→ Reading text

  • bev.mckenna - 2011-12-04 14:38

    Very sad...yet another horror story... I too am a cyclist.. and yes mutual respect between cyclists and motorists would be great. I think motorists who are not cyclists, don't realise that even though we try to ride as close to the side of the road as possible, they don't know that on skinny slick tyres we need to avoid all the glass, potholes and general debris that is always along the side of the road and is automatically flicked to the road edge by cars and after heavy rains it gets spread all over the road, so sometimes we have to use 60cm of the road to try avoid it, so that we dont spend our entire training rides fixing punctures, but I know some cyclists do ride badly and have given some of us a bad reputation... but please watch out for us... we have no protection other than a helmet, most cars have ABS and airbags and a hard metal shell. Let's respect each other please!

  • careful once you are here you can not deregister - 2011-12-04 15:02

    I can not understand why o few of them have a mirror attached to their bikes.Imagine driving in traffic without rear view mirrors.Bound to get connected and then it is the car driver at fault. And like Alon my condolences to the family and loved ones.

  • Syd - 2011-12-04 18:07

    One thing to remember: although cyclists have every right to be on the road the Road Traffic Ordinance does restrict cyclist to riding in single file. I see cyclists every day riding 3 and 4 abreast. Also one must remember that cars have rear view mirrors cycles don't. Therefore, cyclists who value their lives should keep well to the left. Motorists should be cautious when approaching a bike because they sometimes veer in front of of you unexpectedly because they don't know what is behind them.

  • ddelport - 2011-12-04 20:38

    When or will they ever make dedicated cycling lanes like they do in Europe and other developed countries? Maybe as a cyclist I should emigrate to France! It is downward absurd - hitting someone or something from behind means one of a few things - you were either speeding in poor visibility, drunk, blind or downright wreckless - No excuse sorry! Although I suffer from a little roadrage now and then I have reshaped my thinking and no cyclist has eversince made me cross on road - only those withouth helmets and hooligan kids that drive on pavements - THAT is extremely dangerous. I am sure there is enough road for all of us and MUTUAL respect. I cannot speak for everyone but when I do not ride alone or in the veld with my MTB I always go single lane and avoid roads with narrow shoulders. When mountain biking and the shoulder has a ridable ground shoulder I will use that to get a better workout. I have come accross alot of rude motorist that will hoot at you for no reason (believe me it is startling and do expect a middlefinger) and cars, taxis and busses passing me within inches and yes I can keep a straight line 30cm from the pavement. Stop getting frustrated and rather get treatment for your anger management or better start cycling and excersize it is good for you and nature. Days are over for wreckless impatient motorists - I hope he/she gets jailed for 20-30 years to make an example.

      Mike - 2011-12-05 05:59

      What about the cyclist that fell in front of traffic a while ago? It is not always the drivers fault so stop generalising.

  • Paul - 2011-12-05 15:41

    Reading all these comments make me think that I must have gone to school on Mars or something. We were taught (by Daantjie Kat nogal) to drive in the opposite direction so as to SEE what is going on around us when cycling. And also to use hand signals to indicate intent. Now as for the claims that cycles are legally protected to use the road in the same fashion as powered vehicles seems and sounds far fetched (because it is by no means a level playing field). It is on par as to say Lance Armstrong can compete against Valentino Rossi, each on their respective mode of transport when it comes to competitive sport. Motorists SHOULD be aware of cyclists, but I have never seen any (and I see a lot in the line of work I'm in) ANY cyclist adhering to the rules of the road as I was taught as a youngster.

→ Exercises to complete
a. According to the comment thread on cyclists and motorists above, what does Syd say the Road Traffic Ordinance restricts cyclists to?
b. Decide whether each statement agrees with the comment thread on cyclists and motorists above. Answer yes or no for each and quote the words from the thread that decide it.
(i) bev.mckenna says cyclists sometimes have to use 60cm of the road to avoid debris.
(ii) Mike says the driver is always at fault.
(iii) Paul was taught to cycle in the same direction as traffic.

→ Data items
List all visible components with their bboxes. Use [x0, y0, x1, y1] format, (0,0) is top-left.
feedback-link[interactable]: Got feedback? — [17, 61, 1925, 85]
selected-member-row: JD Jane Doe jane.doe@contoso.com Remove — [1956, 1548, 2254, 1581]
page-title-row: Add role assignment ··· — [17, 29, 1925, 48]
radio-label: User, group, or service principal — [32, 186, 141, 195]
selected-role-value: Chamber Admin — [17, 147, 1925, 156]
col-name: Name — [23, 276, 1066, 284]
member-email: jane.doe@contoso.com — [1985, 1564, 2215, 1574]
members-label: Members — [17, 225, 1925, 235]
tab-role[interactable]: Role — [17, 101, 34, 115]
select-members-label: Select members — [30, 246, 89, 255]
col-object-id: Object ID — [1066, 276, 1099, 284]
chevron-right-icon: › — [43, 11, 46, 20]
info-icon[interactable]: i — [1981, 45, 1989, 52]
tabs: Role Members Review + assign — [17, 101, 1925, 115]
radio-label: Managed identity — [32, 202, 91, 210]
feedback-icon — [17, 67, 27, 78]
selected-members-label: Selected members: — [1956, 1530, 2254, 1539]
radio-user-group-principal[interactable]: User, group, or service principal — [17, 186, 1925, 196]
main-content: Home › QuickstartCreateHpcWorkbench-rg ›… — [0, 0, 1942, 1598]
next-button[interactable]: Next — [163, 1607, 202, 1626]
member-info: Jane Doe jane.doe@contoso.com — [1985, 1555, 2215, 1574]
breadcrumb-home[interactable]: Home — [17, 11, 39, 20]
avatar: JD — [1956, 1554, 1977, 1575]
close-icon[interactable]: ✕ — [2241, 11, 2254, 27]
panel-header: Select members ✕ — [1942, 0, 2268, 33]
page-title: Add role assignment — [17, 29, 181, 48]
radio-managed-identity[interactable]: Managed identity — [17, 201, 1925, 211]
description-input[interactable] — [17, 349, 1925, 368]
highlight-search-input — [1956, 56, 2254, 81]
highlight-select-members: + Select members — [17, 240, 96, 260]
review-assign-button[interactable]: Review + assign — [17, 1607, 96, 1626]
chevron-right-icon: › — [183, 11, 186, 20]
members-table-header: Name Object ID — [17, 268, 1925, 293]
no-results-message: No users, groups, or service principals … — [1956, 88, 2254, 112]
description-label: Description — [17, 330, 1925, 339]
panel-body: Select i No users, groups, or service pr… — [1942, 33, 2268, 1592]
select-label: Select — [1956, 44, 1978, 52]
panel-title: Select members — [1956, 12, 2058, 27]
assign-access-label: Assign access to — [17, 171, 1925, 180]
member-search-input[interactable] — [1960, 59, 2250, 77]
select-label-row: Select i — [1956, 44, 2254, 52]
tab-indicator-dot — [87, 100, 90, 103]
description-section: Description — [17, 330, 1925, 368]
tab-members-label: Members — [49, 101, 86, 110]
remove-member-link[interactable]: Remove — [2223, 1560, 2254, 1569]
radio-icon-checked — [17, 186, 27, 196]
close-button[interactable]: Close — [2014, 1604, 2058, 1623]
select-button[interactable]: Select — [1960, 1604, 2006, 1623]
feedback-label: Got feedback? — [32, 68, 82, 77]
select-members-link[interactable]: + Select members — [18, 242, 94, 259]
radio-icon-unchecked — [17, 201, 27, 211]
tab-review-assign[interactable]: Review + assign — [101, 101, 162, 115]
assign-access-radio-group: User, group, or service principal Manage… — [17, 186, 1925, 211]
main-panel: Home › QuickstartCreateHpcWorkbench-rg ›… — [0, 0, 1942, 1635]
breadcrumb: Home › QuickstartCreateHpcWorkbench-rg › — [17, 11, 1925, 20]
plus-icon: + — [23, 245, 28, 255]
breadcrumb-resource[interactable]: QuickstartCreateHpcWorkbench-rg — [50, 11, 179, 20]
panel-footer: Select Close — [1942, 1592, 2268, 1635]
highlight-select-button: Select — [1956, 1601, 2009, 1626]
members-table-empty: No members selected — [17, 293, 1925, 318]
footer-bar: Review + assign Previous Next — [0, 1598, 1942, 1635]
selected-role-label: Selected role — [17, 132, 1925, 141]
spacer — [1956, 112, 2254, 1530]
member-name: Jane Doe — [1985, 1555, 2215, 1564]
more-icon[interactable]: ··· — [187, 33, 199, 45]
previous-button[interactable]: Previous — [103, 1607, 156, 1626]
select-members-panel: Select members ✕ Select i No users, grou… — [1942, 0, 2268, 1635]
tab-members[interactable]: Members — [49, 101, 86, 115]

→ Responses to the exercise
a. Riding in single file.

b.
(i) Yes: "so sometimes we have to use 60cm of the road to try avoid it"
(ii) No: "It is not always the drivers fault so stop generalising."
(iii) No: "We were taught (by Daantjie Kat nogal) to drive in the opposite direction so as to SEE what is going on around us when cycling."